• _Task list_
(a) Answer these from the World War II equipment excerpt:
(i) Until around what year did variations of the C-47 continue to be flown?
(ii) How many battleships were incapacitated in the raid on Taranto?
(iii) How many kills is Johnnie Johnson credited with?
(b) Update the passage of the World War II equipment excerpt that opens with the words containing "The Spitfire is" and closes with "in that battle.". Write it out again, replacing "109" with "Bf 109".
(c) In the World War II equipment excerpt, translate this sentence into Spanish: "The C-47 was also used to make the difficult and treacherous flight from India to China throughout the Pacific war."

The C-47 was not armored and did not have self-sealing fuel tanks so even light FLAK was a serious danger to this low flying slow transport plane.
The C-47 was vital to the success of many Allied campaigns, in particular, those at Guadalcanal and in the jungles of New Guinea and Burma, where the C-47 (and its naval version, the R4D) made it possible for Allied troops to counter the mobility of the light-traveling Japanese army.
The C-47 was also used to make the difficult and treacherous flight from India to China throughout the Pacific war. Variations of the C-47 continued to be flown after the war and long into the Vietnam War until around 1967.
It was the aircraft carrier that changed naval combat during World War II, shifting the focus from surface engagements between Battleships to airplanes flying hundreds of km to throw a bomb or launch a torpedo. The superior range, flexibility, and effectiveness of the carrier-launched aircraft was the driving factor in this change having a longer range and higher precision than the traditional naval guns.
In November 1940 the British carrier HMS Illustrious launched a raid on the Italian Fleet at anchor at their base in Taranto, causing significant damage and incapacitated three of the six battleships at a cost of two biplane torpedo bombers. This method of attack was then copied and refined by the Japanese in their raid on the American fleet at Pearl Harbor, though the Aircraft Carriers, their prime objective, were not in port and escaped destruction.
The ability to project power has since been the hallmark of the Aircraft Carrier but the vulnerability of carriers has been demonstrated in 1940 when German battle cruisers sank the HMS Glorious. Later, during the Battle for Midway in the summer of 1942, a Japanese carrier was sunk by a U.S. submarine.
The Spitfire is most likely the most famous aircraft from the World War II era. It was the king of low-altitudes, it will be known forever as the plane that turned the tide in the Battle of Britain.
Its main foe in that battle was the 109, the Spitfire made the Germans stay low with their bombers, which was not ideal for the 109 but it was perfect for the Spitfire.
In the Battle of Britain, the Spitfire gained fame by having the highest victory-to-loss ratio among British aircraft. Bob Tuck (27 kills), Johnnie Johnson (34 kills) and Douglas Bader (20 Kills) were the ace fighters in that battle.
The Spitfire was also the most produced fighter for the British and was continuously produced throughout the war. (ok)
Referred to as “an ugly duckling” by Time Magazine, the “Liberty Ship” was the name given to the EC2-type ship which was designed for emergency construction by the U.S. Maritime commission during WWII.

• _Given records_
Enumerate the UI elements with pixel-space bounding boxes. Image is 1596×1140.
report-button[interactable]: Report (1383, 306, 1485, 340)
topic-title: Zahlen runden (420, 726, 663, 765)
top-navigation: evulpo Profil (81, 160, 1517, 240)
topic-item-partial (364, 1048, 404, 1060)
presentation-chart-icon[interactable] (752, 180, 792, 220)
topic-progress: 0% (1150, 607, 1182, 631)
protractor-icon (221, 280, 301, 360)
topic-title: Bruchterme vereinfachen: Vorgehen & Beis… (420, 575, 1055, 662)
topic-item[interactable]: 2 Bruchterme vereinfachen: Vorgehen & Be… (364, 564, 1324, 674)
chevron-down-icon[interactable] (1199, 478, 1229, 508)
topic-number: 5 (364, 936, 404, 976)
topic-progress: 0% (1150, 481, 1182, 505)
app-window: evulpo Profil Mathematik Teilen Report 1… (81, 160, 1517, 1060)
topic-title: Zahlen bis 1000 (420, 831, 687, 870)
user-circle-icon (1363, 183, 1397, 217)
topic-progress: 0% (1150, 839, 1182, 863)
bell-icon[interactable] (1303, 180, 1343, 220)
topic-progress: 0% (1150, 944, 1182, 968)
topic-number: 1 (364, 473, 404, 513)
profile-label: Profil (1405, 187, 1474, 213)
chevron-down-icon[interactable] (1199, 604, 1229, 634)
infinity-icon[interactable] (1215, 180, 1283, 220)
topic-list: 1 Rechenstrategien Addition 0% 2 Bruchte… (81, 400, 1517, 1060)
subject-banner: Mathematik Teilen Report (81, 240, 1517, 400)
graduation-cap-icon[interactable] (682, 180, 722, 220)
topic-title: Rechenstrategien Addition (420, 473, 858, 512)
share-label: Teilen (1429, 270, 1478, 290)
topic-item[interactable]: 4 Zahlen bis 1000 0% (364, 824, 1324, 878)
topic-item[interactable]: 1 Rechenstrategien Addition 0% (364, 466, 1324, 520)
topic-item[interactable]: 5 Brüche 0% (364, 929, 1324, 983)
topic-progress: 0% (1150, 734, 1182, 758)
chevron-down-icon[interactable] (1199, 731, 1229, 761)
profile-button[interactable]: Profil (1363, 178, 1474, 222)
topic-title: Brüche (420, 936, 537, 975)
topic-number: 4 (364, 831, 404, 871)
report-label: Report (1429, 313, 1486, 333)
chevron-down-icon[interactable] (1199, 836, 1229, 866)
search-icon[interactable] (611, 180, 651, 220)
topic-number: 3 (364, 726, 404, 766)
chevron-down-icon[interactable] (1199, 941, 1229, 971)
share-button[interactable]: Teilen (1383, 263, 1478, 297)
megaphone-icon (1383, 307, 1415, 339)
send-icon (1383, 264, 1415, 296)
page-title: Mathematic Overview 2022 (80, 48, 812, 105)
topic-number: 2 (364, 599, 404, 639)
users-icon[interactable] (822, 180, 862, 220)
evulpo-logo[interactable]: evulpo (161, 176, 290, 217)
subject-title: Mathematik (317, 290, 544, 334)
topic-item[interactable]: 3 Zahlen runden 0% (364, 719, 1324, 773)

• _Answers by task_
(a)
(i) Around 1967.
(ii) Three of the six battleships.
(iii) 34 kills.

(b)
The Spitfire is most likely the most famous aircraft from the World War II era. It was the king of low-altitudes, it will be known forever as the plane that turned the tide in the Battle of Britain.
Its main foe in that battle was the Bf 109, the Spitfire made the Germans stay low with their bombers, which was not ideal for the Bf 109 but it was perfect for the Spitfire.
In the Battle of Britain, the Spitfire gained fame by having the highest victory-to-loss ratio among British aircraft. Bob Tuck (27 kills), Johnnie Johnson (34 kills) and Douglas Bader (20 Kills) were the ace fighters in that battle.

(c) El C-47 también se utilizó para realizar el difícil y traicionero vuelo de la India a China durante toda la guerra del Pacífico.